::: INFORMATION SHOWN :::

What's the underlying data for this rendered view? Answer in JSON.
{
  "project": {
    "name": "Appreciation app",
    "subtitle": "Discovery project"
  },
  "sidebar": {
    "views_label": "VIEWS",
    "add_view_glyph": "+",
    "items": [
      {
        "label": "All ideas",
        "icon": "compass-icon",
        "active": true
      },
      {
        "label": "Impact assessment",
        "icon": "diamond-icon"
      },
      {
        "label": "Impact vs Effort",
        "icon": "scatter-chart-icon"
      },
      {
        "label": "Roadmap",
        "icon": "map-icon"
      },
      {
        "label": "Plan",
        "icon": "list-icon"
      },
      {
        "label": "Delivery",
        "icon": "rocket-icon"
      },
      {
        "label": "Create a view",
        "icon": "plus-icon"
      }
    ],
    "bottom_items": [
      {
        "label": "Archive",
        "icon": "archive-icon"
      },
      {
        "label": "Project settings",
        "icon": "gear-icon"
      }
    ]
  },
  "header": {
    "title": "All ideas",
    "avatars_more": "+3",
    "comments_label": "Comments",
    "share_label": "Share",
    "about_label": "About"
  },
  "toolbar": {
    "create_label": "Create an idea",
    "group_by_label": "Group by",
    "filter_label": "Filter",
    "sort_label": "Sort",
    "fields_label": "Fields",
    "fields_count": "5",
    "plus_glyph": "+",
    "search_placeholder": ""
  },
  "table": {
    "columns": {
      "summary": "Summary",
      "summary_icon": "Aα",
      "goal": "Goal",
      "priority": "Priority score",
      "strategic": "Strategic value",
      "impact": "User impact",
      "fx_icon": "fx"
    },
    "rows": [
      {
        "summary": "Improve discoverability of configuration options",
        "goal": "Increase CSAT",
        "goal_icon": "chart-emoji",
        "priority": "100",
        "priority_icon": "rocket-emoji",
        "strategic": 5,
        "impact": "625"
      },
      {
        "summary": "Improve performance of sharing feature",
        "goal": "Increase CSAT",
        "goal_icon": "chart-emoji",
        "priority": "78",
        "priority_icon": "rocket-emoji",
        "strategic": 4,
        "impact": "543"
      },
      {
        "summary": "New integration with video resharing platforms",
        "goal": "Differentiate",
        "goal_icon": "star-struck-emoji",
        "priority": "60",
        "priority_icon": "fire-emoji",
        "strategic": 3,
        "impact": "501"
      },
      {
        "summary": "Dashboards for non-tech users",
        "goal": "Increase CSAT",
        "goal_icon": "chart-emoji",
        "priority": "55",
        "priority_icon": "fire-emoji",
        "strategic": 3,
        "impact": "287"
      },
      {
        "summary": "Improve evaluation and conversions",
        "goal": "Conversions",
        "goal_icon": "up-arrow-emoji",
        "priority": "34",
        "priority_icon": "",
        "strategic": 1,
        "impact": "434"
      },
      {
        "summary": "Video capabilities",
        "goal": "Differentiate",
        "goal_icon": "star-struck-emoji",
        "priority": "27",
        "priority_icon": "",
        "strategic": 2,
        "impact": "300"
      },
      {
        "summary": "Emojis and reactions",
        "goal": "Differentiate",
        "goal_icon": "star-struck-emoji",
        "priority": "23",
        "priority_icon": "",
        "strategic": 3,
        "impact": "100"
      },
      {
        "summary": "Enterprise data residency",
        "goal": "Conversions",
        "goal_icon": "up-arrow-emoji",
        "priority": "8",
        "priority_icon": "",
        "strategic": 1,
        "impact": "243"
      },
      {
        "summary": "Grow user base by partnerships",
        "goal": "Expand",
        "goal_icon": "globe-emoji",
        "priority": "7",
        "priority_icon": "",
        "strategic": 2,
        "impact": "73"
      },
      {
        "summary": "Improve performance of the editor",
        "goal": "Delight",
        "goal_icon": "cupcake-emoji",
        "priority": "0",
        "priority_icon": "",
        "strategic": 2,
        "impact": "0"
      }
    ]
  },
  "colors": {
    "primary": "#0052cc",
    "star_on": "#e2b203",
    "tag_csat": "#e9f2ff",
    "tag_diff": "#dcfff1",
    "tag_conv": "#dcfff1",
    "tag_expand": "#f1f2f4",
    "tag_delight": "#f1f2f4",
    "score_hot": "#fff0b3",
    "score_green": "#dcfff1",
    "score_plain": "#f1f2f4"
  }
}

:::
::: INFORMATION SHOWN :::

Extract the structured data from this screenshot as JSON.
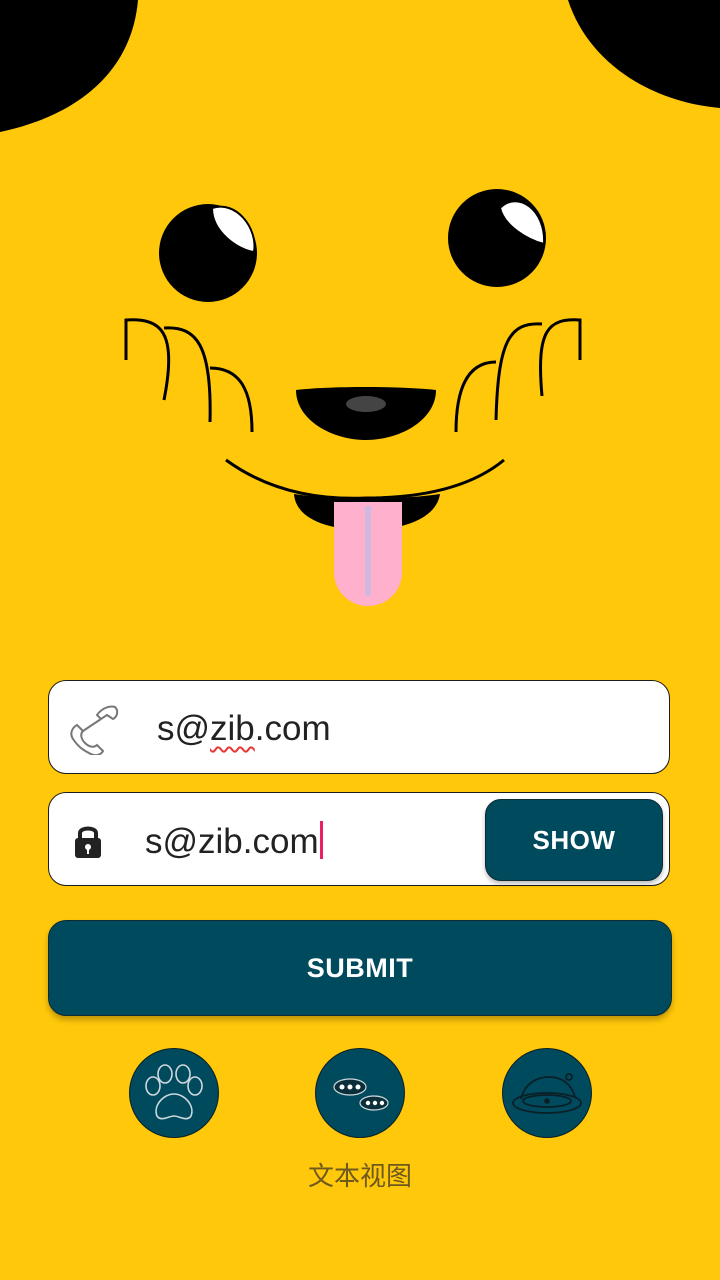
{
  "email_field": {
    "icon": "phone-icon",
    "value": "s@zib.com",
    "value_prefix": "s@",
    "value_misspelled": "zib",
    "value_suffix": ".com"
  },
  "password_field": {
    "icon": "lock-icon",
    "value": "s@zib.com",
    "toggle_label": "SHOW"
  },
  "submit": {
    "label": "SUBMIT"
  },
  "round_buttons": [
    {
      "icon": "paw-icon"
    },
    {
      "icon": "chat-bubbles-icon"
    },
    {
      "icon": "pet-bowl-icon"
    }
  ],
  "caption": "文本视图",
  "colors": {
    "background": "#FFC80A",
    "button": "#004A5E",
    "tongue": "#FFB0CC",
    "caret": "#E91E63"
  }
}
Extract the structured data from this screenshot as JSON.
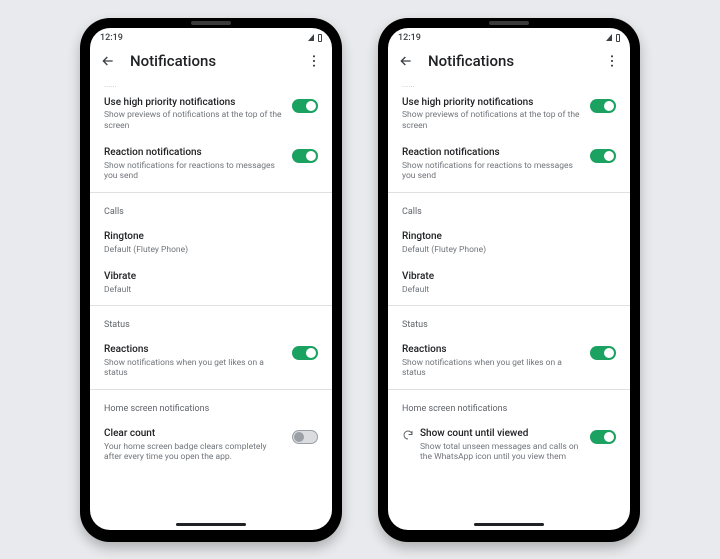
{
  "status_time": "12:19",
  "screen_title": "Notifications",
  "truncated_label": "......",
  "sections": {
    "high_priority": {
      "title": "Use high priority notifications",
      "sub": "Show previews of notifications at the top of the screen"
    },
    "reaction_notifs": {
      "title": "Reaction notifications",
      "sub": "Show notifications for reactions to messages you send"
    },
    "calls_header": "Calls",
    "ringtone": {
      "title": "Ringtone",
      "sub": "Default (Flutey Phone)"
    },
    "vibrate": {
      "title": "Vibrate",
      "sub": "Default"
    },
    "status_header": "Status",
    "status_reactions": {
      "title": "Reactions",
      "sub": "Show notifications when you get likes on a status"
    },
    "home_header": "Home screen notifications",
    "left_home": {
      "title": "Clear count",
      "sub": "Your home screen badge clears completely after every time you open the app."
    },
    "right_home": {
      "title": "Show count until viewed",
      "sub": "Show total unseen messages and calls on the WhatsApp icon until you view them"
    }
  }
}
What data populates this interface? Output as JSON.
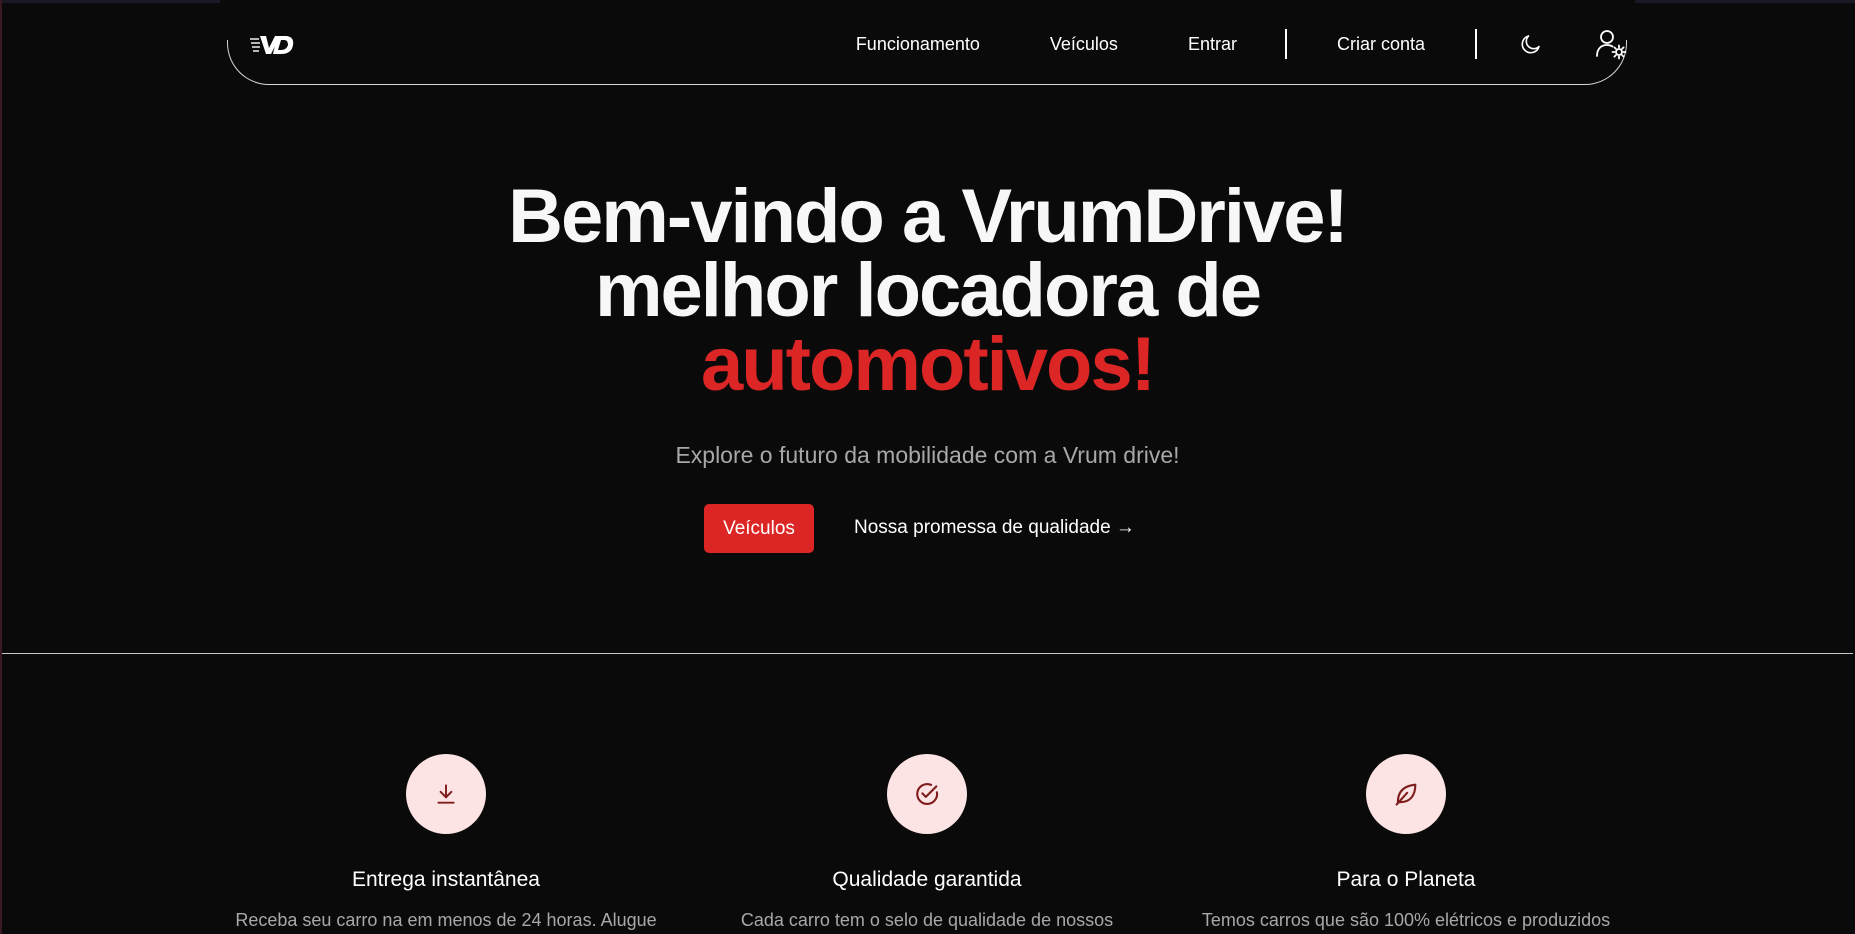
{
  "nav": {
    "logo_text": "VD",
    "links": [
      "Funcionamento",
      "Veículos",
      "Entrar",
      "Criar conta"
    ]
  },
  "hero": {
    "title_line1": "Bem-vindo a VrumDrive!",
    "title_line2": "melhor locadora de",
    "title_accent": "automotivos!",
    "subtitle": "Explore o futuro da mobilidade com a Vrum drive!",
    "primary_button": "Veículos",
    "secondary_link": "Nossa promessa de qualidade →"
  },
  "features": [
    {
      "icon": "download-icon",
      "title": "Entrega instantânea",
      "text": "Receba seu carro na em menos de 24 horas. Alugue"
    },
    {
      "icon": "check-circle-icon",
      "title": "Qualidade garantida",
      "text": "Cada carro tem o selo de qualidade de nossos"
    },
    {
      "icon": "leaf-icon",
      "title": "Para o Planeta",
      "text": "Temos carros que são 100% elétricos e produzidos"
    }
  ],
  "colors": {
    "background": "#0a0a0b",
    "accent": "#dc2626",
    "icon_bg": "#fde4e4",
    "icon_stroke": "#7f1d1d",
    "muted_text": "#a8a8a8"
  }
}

:::

- WHAT TO WORK ON -
Check each line in the listing above for the string "Default", then report how many lines contain it, with no other text.

- EXPECTED ANSWER -
2